Canadian writer, critic, editor, and university professor

Aritha van Herk, , is a Canadian writer, critic, editor, public intellectual, and university professor. Her work often includes feminist themes, and depicts and analyzes the culture of western Canada.

==Early life and education==
She was born in Wetaskiwin, Alberta (near Edmonton) on 26 May 1954 and spent her childhood in the village of Edberg, Alberta. Her parents and elder siblings immigrated to Canada from the Netherlands before she was born, having endured Nazi occupation in WWII. Van Herk studied Canadian literature and Creative Writing at the University of Alberta in Edmonton, graduating with a B.A. Honours in 1976, and an M.A. in 1978.

==Career==
Since 1983, van Herk has been teaching at the University of Calgary. She teaches Creative Writing (prose), Canadian Literature (fiction), and Contemporary World Fiction in English, and Fiction by Women.

— JOB —
Write out the passage on Aritha van Herk word for word, between "Canadian writer, critic, editor, and" and "M.A. in 1978.", inclusive. The data that comes next is separate material.

— RECORD EXCERPTS —

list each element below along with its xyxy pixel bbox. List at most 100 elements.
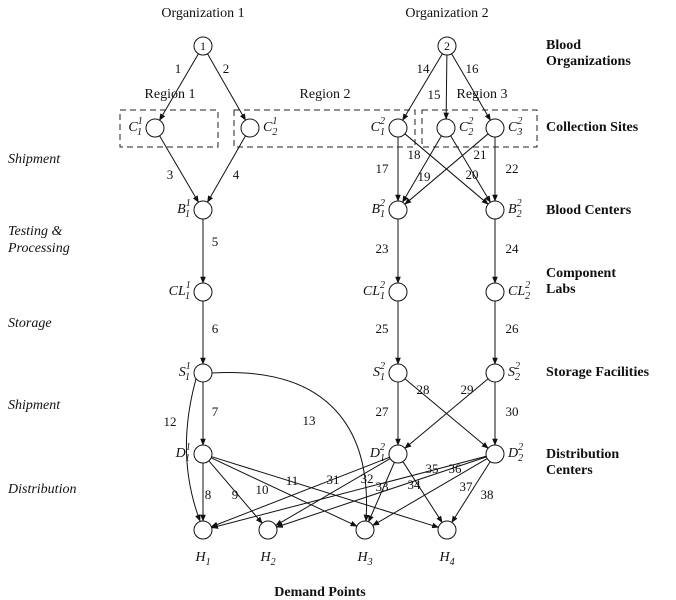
node-symbol: CL — [169, 284, 186, 299]
node-sub: 4 — [450, 557, 455, 568]
edge-label: 3 — [167, 167, 174, 182]
edge-label: 14 — [417, 61, 431, 76]
tier-label: Blood — [546, 38, 581, 53]
node-symbol: S — [373, 365, 380, 380]
node — [388, 444, 408, 464]
edge — [402, 53, 443, 121]
node-symbol: B — [508, 202, 517, 217]
node-sup: 1 — [186, 442, 190, 453]
node — [436, 118, 456, 138]
edge — [211, 456, 440, 529]
edge-label: 6 — [212, 321, 219, 336]
stage-label: Shipment — [8, 398, 61, 413]
node-sub: 1 — [185, 453, 190, 464]
tier-label: Storage Facilities — [546, 365, 650, 380]
org-node — [437, 36, 457, 56]
node-sub: 1 — [380, 372, 385, 383]
region-box — [233, 109, 416, 148]
edge — [402, 135, 442, 203]
node-symbol: C — [371, 120, 381, 135]
node-sub: 1 — [380, 209, 385, 220]
tier-label: Collection Sites — [546, 120, 639, 135]
edge — [443, 54, 449, 120]
node-symbol: H — [438, 550, 450, 565]
edge-label: 4 — [233, 167, 240, 182]
node-symbol: H — [356, 550, 368, 565]
node-sub: 2 — [271, 557, 276, 568]
edge-label: 19 — [418, 169, 431, 184]
edge-label: 1 — [175, 61, 182, 76]
node-sub: 2 — [517, 209, 522, 220]
node-sup: 2 — [468, 116, 473, 127]
edge-label: 15 — [428, 87, 441, 102]
edge — [207, 53, 246, 121]
node-label: H4 — [438, 550, 454, 568]
edge — [275, 458, 391, 526]
node-label: D2 1 — [369, 442, 385, 464]
edge — [211, 455, 487, 529]
node-sup: 2 — [380, 361, 385, 372]
node — [193, 444, 213, 464]
node-sub: 3 — [367, 557, 373, 568]
node — [355, 520, 375, 540]
node-sub: 1 — [380, 291, 385, 302]
node — [388, 282, 408, 302]
edge-label: 7 — [212, 404, 219, 419]
node-symbol: C — [263, 120, 273, 135]
edge-label: 32 — [361, 471, 374, 486]
node-symbol: H — [259, 550, 271, 565]
node-sub: 1 — [137, 127, 142, 138]
node-sup: 2 — [380, 442, 385, 453]
edge-label: 18 — [408, 147, 421, 162]
node-sup: 2 — [518, 442, 523, 453]
node-sub: 2 — [468, 127, 473, 138]
edge-label: 24 — [506, 241, 520, 256]
node-sub: 1 — [185, 209, 190, 220]
region-label: Region 1 — [145, 87, 196, 102]
edge-label: 27 — [376, 404, 390, 419]
node — [485, 118, 505, 138]
edge-label: 17 — [376, 161, 390, 176]
node-label: B2 2 — [508, 198, 522, 220]
tier-label: Blood Centers — [546, 203, 632, 218]
stage-label: Storage — [8, 316, 52, 331]
node-symbol: CL — [363, 284, 380, 299]
node-label: C1 2 — [263, 116, 277, 138]
node-sup: 1 — [186, 198, 190, 209]
node-sup: 2 — [525, 280, 530, 291]
org-node-label: 1 — [200, 39, 206, 53]
edge — [372, 458, 488, 526]
node-symbol: C — [128, 120, 138, 135]
edge-label: 37 — [460, 479, 474, 494]
edge-label: 13 — [303, 413, 316, 428]
org-node-label: 2 — [444, 39, 450, 53]
node — [437, 520, 457, 540]
edge — [210, 456, 390, 528]
region-boxes — [119, 109, 538, 148]
edge-label: 26 — [506, 321, 520, 336]
region-label: Region 3 — [457, 87, 508, 102]
node — [485, 363, 505, 383]
node-label: S1 1 — [179, 361, 190, 383]
edge-label: 31 — [327, 472, 340, 487]
node-symbol: H — [194, 550, 206, 565]
node-sup: 2 — [380, 280, 385, 291]
edge-label: 22 — [506, 161, 519, 176]
node-sub: 2 — [518, 453, 523, 464]
node-sup: 2 — [517, 198, 522, 209]
stage-label: Processing — [7, 241, 70, 256]
node-sub: 1 — [380, 453, 385, 464]
node-sub: 2 — [515, 372, 520, 383]
node-sup: 1 — [138, 116, 142, 127]
node — [388, 118, 408, 138]
region-box — [119, 109, 219, 148]
node — [388, 363, 408, 383]
node-sub: 2 — [272, 127, 277, 138]
node-symbol: C — [508, 120, 518, 135]
node — [193, 363, 213, 383]
edge-label: 5 — [212, 234, 219, 249]
edge-label: 34 — [408, 477, 422, 492]
node-sub: 2 — [525, 291, 530, 302]
node-sub: 1 — [380, 127, 385, 138]
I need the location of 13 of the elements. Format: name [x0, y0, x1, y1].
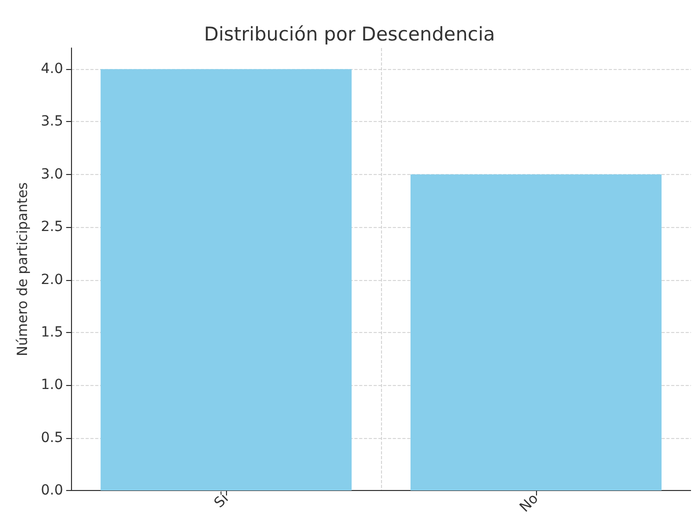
- x-tick-label: No: [516, 490, 542, 516]
- y-tick-label: 0.0: [40, 482, 64, 498]
- y-tick-label: 3.5: [40, 114, 64, 130]
- y-tick-label: 3.0: [40, 166, 64, 182]
- y-tick-label: 2.0: [40, 272, 64, 288]
- y-tick-label: 0.5: [40, 430, 64, 446]
- y-axis-title: Número de participantes: [15, 182, 31, 356]
- chart-title: Distribución por Descendencia: [204, 24, 495, 46]
- y-tick-label: 1.5: [40, 324, 64, 340]
- x-tick-label: Sí: [211, 490, 233, 512]
- y-tick-label: 2.5: [40, 219, 64, 236]
- y-tick-label: 1.0: [40, 377, 64, 394]
- y-tick-label: 4.0: [40, 61, 64, 78]
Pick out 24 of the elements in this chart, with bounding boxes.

— WRITTEN SOLUTION —
Canadian writer, critic, editor, and university professor

Aritha van Herk, , is a Canadian writer, critic, editor, public intellectual, and university professor. Her work often includes feminist themes, and depicts and analyzes the culture of western Canada.

==Early life and education==
She was born in Wetaskiwin, Alberta (near Edmonton) on 26 May 1954 and spent her childhood in the village of Edberg, Alberta. Her parents and elder siblings immigrated to Canada from the Netherlands before she was born, having endured Nazi occupation in WWII. Van Herk studied Canadian literature and Creative Writing at the University of Alberta in Edmonton, graduating with a B.A. Honours in 1976, and an M.A. in 1978.